TEXT EXCERPT =>

=-=-=-=-=

Purpose of the Study:

  • To develop an evolutionary algorithm-based scheduling approach for makespan optimization and resource utilization (EASA-MORU) in cloud environments.
  • To enhance cloud infrastructure performance through efficient resource allocation and load balancing.
  • To address the NP-hard resource scheduling problem in cloud computing.

Main Methods:

  • The study proposes the EASA-MORU technique, utilizing the dung beetle optimization (DBO) algorithm for resource scheduling.
  • The DBO technique is employed to optimize makespan and resource utilization within the cloud infrastructure.
  • The approach focuses on balancing loads and distributing resources according to dynamic cloud demands.

Main Results:

  • The EASA-MORU technique demonstrates superior performance in makespan optimization and resource utilization compared to existing methods.
  • Comprehensive comparative studies validate the effectiveness of the proposed EASA-MORU technique across various performance metrics.
  • The method effectively balances loads and distributes resources based on cloud infrastructure demands.

Conclusions:

  • The EASA-MORU technique offers an effective solution for resource scheduling challenges in cloud computing.
  • The proposed approach significantly improves cloud performance by optimizing makespan and resource utilization.
  • The dung beetle optimization (DBO) algorithm proves to be a viable metaheuristic for cloud resource scheduling.

=-=-=-=-=

SUPPLIED RECORDS =>
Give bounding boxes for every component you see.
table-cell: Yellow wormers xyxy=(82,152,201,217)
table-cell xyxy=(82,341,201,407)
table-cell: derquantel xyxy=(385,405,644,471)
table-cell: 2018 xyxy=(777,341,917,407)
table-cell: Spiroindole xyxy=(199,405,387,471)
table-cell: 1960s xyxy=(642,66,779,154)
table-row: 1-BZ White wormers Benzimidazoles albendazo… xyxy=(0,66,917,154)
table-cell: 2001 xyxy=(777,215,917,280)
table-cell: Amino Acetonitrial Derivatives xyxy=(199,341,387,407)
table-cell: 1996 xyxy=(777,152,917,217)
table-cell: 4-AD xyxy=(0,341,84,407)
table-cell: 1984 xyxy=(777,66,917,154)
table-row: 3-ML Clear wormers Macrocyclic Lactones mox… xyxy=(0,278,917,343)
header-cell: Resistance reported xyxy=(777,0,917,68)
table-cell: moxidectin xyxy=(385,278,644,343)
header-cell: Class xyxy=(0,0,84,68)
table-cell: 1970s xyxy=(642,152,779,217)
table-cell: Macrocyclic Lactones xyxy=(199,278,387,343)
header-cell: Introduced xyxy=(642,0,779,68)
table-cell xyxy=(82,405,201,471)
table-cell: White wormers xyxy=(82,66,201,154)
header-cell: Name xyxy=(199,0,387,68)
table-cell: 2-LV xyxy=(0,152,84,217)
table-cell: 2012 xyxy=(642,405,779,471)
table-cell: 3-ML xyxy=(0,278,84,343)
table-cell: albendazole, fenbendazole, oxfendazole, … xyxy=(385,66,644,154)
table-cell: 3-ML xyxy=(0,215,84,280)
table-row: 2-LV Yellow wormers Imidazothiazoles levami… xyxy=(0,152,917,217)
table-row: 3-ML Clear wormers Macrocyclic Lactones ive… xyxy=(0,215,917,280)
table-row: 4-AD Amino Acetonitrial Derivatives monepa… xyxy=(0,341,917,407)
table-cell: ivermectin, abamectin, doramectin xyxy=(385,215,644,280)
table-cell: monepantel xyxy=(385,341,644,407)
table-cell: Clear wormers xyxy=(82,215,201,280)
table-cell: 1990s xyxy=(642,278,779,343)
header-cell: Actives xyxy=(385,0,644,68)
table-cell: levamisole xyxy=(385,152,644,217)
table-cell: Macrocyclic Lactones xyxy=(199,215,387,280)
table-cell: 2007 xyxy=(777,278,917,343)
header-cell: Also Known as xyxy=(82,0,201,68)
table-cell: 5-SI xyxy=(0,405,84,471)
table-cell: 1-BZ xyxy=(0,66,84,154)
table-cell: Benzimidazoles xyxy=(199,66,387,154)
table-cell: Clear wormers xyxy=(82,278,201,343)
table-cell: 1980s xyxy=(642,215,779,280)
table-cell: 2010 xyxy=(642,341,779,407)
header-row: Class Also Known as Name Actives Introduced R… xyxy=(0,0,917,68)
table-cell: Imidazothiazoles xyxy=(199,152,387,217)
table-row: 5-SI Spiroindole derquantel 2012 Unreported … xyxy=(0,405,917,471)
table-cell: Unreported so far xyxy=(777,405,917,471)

=-=-=-=-=

ACTION ITEM => In the study summary on cloud scheduling, which algorithm does the EASA-MORU technique use for resource scheduling?

TASK RESPONSE => The dung beetle optimization (DBO) algorithm.